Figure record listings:

○ ○ ○ ○ ○

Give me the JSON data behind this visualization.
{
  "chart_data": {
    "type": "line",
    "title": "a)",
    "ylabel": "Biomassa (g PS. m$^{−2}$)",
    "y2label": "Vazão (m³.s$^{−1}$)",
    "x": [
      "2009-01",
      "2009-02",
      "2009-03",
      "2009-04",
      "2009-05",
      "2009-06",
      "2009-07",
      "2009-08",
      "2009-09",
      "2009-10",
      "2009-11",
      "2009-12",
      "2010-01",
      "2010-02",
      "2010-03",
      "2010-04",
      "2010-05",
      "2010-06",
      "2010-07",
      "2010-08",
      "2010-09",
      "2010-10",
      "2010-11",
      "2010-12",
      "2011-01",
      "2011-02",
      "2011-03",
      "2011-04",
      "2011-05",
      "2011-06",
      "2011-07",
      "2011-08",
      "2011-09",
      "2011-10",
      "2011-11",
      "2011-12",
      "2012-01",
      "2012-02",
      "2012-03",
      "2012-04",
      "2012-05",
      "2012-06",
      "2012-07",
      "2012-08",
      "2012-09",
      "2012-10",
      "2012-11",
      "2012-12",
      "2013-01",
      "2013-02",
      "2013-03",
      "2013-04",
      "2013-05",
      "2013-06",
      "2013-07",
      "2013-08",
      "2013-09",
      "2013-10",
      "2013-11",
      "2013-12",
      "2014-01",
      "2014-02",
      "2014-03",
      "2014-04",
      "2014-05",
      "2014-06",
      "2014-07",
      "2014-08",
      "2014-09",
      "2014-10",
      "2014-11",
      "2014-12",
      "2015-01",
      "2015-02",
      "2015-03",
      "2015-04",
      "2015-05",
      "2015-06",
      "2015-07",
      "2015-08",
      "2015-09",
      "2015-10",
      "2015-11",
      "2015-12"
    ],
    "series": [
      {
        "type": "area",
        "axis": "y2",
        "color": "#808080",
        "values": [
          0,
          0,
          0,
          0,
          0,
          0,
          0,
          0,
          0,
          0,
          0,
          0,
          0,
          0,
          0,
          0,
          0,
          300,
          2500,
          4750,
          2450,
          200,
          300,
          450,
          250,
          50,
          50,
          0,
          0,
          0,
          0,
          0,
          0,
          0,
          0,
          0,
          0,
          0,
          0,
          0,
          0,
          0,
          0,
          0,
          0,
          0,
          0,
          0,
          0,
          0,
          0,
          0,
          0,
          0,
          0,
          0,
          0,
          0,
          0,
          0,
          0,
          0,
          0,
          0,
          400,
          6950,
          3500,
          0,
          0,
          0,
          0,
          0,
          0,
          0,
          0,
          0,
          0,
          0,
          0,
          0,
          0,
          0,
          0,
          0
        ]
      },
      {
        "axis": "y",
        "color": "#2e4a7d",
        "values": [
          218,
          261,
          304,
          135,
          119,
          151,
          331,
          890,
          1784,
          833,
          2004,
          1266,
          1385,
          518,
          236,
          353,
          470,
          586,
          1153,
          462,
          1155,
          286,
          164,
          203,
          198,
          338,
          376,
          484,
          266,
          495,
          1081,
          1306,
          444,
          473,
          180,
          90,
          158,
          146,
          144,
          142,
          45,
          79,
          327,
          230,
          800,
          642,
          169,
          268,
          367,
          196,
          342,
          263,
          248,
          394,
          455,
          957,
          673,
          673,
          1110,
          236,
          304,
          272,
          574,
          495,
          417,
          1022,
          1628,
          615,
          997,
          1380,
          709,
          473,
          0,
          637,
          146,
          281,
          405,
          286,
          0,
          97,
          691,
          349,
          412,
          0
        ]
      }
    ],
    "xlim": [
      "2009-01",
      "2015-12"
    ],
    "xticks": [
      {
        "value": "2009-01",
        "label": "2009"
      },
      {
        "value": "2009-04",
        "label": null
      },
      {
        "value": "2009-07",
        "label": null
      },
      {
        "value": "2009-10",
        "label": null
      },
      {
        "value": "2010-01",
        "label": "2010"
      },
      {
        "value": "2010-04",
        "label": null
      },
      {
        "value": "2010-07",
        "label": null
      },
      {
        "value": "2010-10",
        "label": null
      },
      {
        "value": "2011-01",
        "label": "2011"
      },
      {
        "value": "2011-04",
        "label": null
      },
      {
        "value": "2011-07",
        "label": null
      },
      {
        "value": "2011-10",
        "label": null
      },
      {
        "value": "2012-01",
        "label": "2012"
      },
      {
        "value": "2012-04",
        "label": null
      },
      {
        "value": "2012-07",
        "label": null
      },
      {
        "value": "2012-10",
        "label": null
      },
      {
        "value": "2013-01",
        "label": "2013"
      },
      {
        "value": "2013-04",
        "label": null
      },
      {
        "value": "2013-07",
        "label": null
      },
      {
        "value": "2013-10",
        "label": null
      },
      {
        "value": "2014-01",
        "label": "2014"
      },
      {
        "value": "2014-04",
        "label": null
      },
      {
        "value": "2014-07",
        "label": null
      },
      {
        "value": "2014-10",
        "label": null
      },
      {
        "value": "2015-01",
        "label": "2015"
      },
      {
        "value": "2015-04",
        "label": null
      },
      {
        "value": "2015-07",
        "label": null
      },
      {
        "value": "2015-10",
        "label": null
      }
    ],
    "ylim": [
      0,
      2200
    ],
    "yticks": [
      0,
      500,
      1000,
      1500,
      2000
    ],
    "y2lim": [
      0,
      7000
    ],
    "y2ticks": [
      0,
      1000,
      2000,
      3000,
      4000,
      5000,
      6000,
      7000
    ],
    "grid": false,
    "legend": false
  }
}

○ ○ ○ ○ ○

Output all records verbatim.

## [RESULT OF THIS EXERCISE]
Give me the JSON data behind this visualization.
{
  "chart_data": {
    "type": "line",
    "title": "a)",
    "ylabel": "Biomassa (g PS. m$^{−2}$)",
    "y2label": "Vazão (m³.s$^{−1}$)",
    "x": [
      "2009-01",
      "2009-02",
      "2009-03",
      "2009-04",
      "2009-05",
      "2009-06",
      "2009-07",
      "2009-08",
      "2009-09",
      "2009-10",
      "2009-11",
      "2009-12",
      "2010-01",
      "2010-02",
      "2010-03",
      "2010-04",
      "2010-05",
      "2010-06",
      "2010-07",
      "2010-08",
      "2010-09",
      "2010-10",
      "2010-11",
      "2010-12",
      "2011-01",
      "2011-02",
      "2011-03",
      "2011-04",
      "2011-05",
      "2011-06",
      "2011-07",
      "2011-08",
      "2011-09",
      "2011-10",
      "2011-11",
      "2011-12",
      "2012-01",
      "2012-02",
      "2012-03",
      "2012-04",
      "2012-05",
      "2012-06",
      "2012-07",
      "2012-08",
      "2012-09",
      "2012-10",
      "2012-11",
      "2012-12",
      "2013-01",
      "2013-02",
      "2013-03",
      "2013-04",
      "2013-05",
      "2013-06",
      "2013-07",
      "2013-08",
      "2013-09",
      "2013-10",
      "2013-11",
      "2013-12",
      "2014-01",
      "2014-02",
      "2014-03",
      "2014-04",
      "2014-05",
      "2014-06",
      "2014-07",
      "2014-08",
      "2014-09",
      "2014-10",
      "2014-11",
      "2014-12",
      "2015-01",
      "2015-02",
      "2015-03",
      "2015-04",
      "2015-05",
      "2015-06",
      "2015-07",
      "2015-08",
      "2015-09",
      "2015-10",
      "2015-11",
      "2015-12"
    ],
    "series": [
      {
        "type": "area",
        "axis": "y2",
        "color": "#808080",
        "values": [
          0,
          0,
          0,
          0,
          0,
          0,
          0,
          0,
          0,
          0,
          0,
          0,
          0,
          0,
          0,
          0,
          0,
          300,
          2500,
          4750,
          2450,
          200,
          300,
          450,
          250,
          50,
          50,
          0,
          0,
          0,
          0,
          0,
          0,
          0,
          0,
          0,
          0,
          0,
          0,
          0,
          0,
          0,
          0,
          0,
          0,
          0,
          0,
          0,
          0,
          0,
          0,
          0,
          0,
          0,
          0,
          0,
          0,
          0,
          0,
          0,
          0,
          0,
          0,
          0,
          400,
          6950,
          3500,
          0,
          0,
          0,
          0,
          0,
          0,
          0,
          0,
          0,
          0,
          0,
          0,
          0,
          0,
          0,
          0,
          0
        ]
      },
      {
        "axis": "y",
        "color": "#2e4a7d",
        "values": [
          218,
          261,
          304,
          135,
          119,
          151,
          331,
          890,
          1784,
          833,
          2004,
          1266,
          1385,
          518,
          236,
          353,
          470,
          586,
          1153,
          462,
          1155,
          286,
          164,
          203,
          198,
          338,
          376,
          484,
          266,
          495,
          1081,
          1306,
          444,
          473,
          180,
          90,
          158,
          146,
          144,
          142,
          45,
          79,
          327,
          230,
          800,
          642,
          169,
          268,
          367,
          196,
          342,
          263,
          248,
          394,
          455,
          957,
          673,
          673,
          1110,
          236,
          304,
          272,
          574,
          495,
          417,
          1022,
          1628,
          615,
          997,
          1380,
          709,
          473,
          0,
          637,
          146,
          281,
          405,
          286,
          0,
          97,
          691,
          349,
          412,
          0
        ]
      }
    ],
    "xlim": [
      "2009-01",
      "2015-12"
    ],
    "xticks": [
      {
        "value": "2009-01",
        "label": "2009"
      },
      {
        "value": "2009-04",
        "label": null
      },
      {
        "value": "2009-07",
        "label": null
      },
      {
        "value": "2009-10",
        "label": null
      },
      {
        "value": "2010-01",
        "label": "2010"
      },
      {
        "value": "2010-04",
        "label": null
      },
      {
        "value": "2010-07",
        "label": null
      },
      {
        "value": "2010-10",
        "label": null
      },
      {
        "value": "2011-01",
        "label": "2011"
      },
      {
        "value": "2011-04",
        "label": null
      },
      {
        "value": "2011-07",
        "label": null
      },
      {
        "value": "2011-10",
        "label": null
      },
      {
        "value": "2012-01",
        "label": "2012"
      },
      {
        "value": "2012-04",
        "label": null
      },
      {
        "value": "2012-07",
        "label": null
      },
      {
        "value": "2012-10",
        "label": null
      },
      {
        "value": "2013-01",
        "label": "2013"
      },
      {
        "value": "2013-04",
        "label": null
      },
      {
        "value": "2013-07",
        "label": null
      },
      {
        "value": "2013-10",
        "label": null
      },
      {
        "value": "2014-01",
        "label": "2014"
      },
      {
        "value": "2014-04",
        "label": null
      },
      {
        "value": "2014-07",
        "label": null
      },
      {
        "value": "2014-10",
        "label": null
      },
      {
        "value": "2015-01",
        "label": "2015"
      },
      {
        "value": "2015-04",
        "label": null
      },
      {
        "value": "2015-07",
        "label": null
      },
      {
        "value": "2015-10",
        "label": null
      }
    ],
    "ylim": [
      0,
      2200
    ],
    "yticks": [
      0,
      500,
      1000,
      1500,
      2000
    ],
    "y2lim": [
      0,
      7000
    ],
    "y2ticks": [
      0,
      1000,
      2000,
      3000,
      4000,
      5000,
      6000,
      7000
    ],
    "grid": false,
    "legend": false
  }
}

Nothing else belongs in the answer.